## Begin RECORDS PROVIDED

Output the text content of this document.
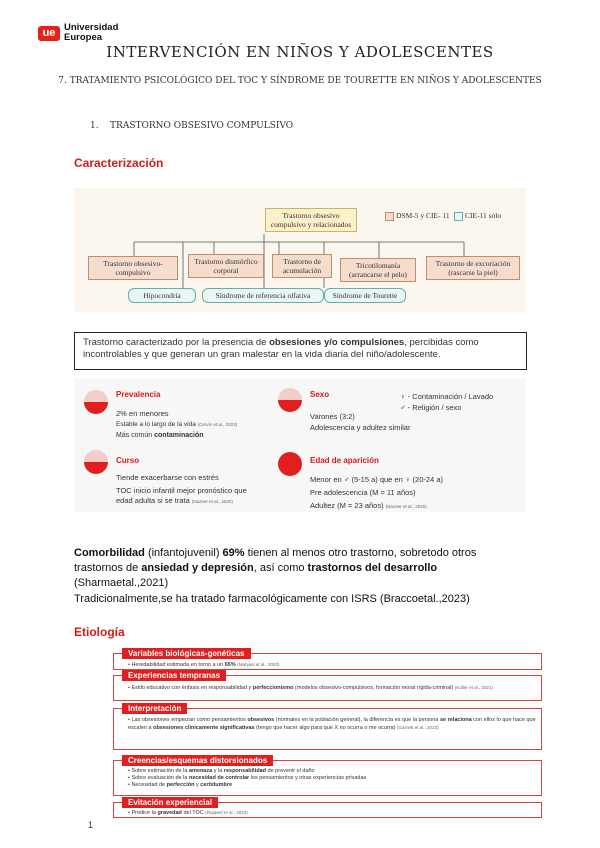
ue Universidad
Europea
INTERVENCIÓN EN NIÑOS Y ADOLESCENTES
7. TRATAMIENTO PSICOLÓGICO DEL TOC Y SÍNDROME DE TOURETTE EN NIÑOS Y ADOLESCENTES
1. TRASTORNO OBSESIVO COMPULSIVO
Caracterización
Trastorno obsesivo compulsivo y relacionados
DSM-5 y CIE- 11 CIE-11 sólo
Trastorno obsesivo-compulsivo
Trastorno dismórfico corporal
Trastorno de acumulación
Tricotilomanía (arrancarse el pelo)
Trastorno de excoriación (rascarse la piel)
Hipocondría	Síndrome de referencia olfativa	Síndrome de Tourette
Trastorno caracterizado por la presencia de obsesiones y/o compulsiones, percibidas como incontrolables y que generan un gran malestar en la vida diaria del niño/adolescente.
Prevalencia
2% en menores
Estable a lo largo de la vida (Cervin et al., 2023)
Más común contaminación
Sexo
Varones (3:2)
Adolescencia y adultez similar
♀ - Contaminación / Lavado
♂ - Religión / sexo
Curso
Tiende exacerbarse con estrés
TOC inicio infantil mejor pronóstico que
edad adulta si se trata (Nazeer et al., 2020)
Edad de aparición
Menor en ♂ (5-15 a) que en ♀ (20-24 a)
Pre adolescencia (M = 11 años)
Adultez (M = 23 años) (Nazeer et al., 2020)
Comorbilidad (infantojuvenil) 69% tienen al menos otro trastorno, sobretodo otros
trastornos de ansiedad y depresión, así como trastornos del desarrollo
(Sharmaetal.,2021)
Tradicionalmente,se ha tratado farmacológicamente con ISRS (Braccoetal.,2023)
Etiología
Variables biológicas-genéticas
• Heredabilidad estimada en torno a un 65% (Mahjani et al., 2020)
Experiencias tempranas
• Estilo educativo con énfasis en responsabilidad y perfeccionismo (modelos obsesivo-compulsivos, formación moral rígida-criminal) (Koller et al., 2021)
Interpretación
• Las obsesiones empiezan como pensamientos obsesivos (normales en la población general), la diferencia es que la persona se relaciona con ellos lo que hace que escalen a obsesiones clínicamente significativas (tengo que hacer algo para que X no ocurra o me ocurra) (Garnett et al., 2023)
Creencias/esquemas distorsionados
• Sobre estimación de la amenaza y la responsabilidad de prevenir el daño
• Sobre evaluación de la necesidad de controlar los pensamientos y otras experiencias privadas
• Necesidad de perfección y certidumbre
Evitación experiencial
• Predice la gravedad del TOC (Ruppert et al., 2023)
1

## End RECORDS PROVIDED

REQUIRED TASK: Set down every record once more, word for word, without pictures.

THE RESULT:
Output the text content of this document.
ue Universidad
Europea
INTERVENCIÓN EN NIÑOS Y ADOLESCENTES
7. TRATAMIENTO PSICOLÓGICO DEL TOC Y SÍNDROME DE TOURETTE EN NIÑOS Y ADOLESCENTES
1. TRASTORNO OBSESIVO COMPULSIVO
Caracterización
Trastorno obsesivo compulsivo y relacionados
DSM-5 y CIE- 11 CIE-11 sólo
Trastorno obsesivo-compulsivo
Trastorno dismórfico corporal
Trastorno de acumulación
Tricotilomanía (arrancarse el pelo)
Trastorno de excoriación (rascarse la piel)
Hipocondría	Síndrome de referencia olfativa	Síndrome de Tourette
Trastorno caracterizado por la presencia de obsesiones y/o compulsiones, percibidas como incontrolables y que generan un gran malestar en la vida diaria del niño/adolescente.
Prevalencia
2% en menores
Estable a lo largo de la vida (Cervin et al., 2023)
Más común contaminación
Sexo
Varones (3:2)
Adolescencia y adultez similar
♀ - Contaminación / Lavado
♂ - Religión / sexo
Curso
Tiende exacerbarse con estrés
TOC inicio infantil mejor pronóstico que
edad adulta si se trata (Nazeer et al., 2020)
Edad de aparición
Menor en ♂ (5-15 a) que en ♀ (20-24 a)
Pre adolescencia (M = 11 años)
Adultez (M = 23 años) (Nazeer et al., 2020)
Comorbilidad (infantojuvenil) 69% tienen al menos otro trastorno, sobretodo otros
trastornos de ansiedad y depresión, así como trastornos del desarrollo
(Sharmaetal.,2021)
Tradicionalmente,se ha tratado farmacológicamente con ISRS (Braccoetal.,2023)
Etiología
Variables biológicas-genéticas
• Heredabilidad estimada en torno a un 65% (Mahjani et al., 2020)
Experiencias tempranas
• Estilo educativo con énfasis en responsabilidad y perfeccionismo (modelos obsesivo-compulsivos, formación moral rígida-criminal) (Koller et al., 2021)
Interpretación
• Las obsesiones empiezan como pensamientos obsesivos (normales en la población general), la diferencia es que la persona se relaciona con ellos lo que hace que escalen a obsesiones clínicamente significativas (tengo que hacer algo para que X no ocurra o me ocurra) (Garnett et al., 2023)
Creencias/esquemas distorsionados
• Sobre estimación de la amenaza y la responsabilidad de prevenir el daño
• Sobre evaluación de la necesidad de controlar los pensamientos y otras experiencias privadas
• Necesidad de perfección y certidumbre
Evitación experiencial
• Predice la gravedad del TOC (Ruppert et al., 2023)
1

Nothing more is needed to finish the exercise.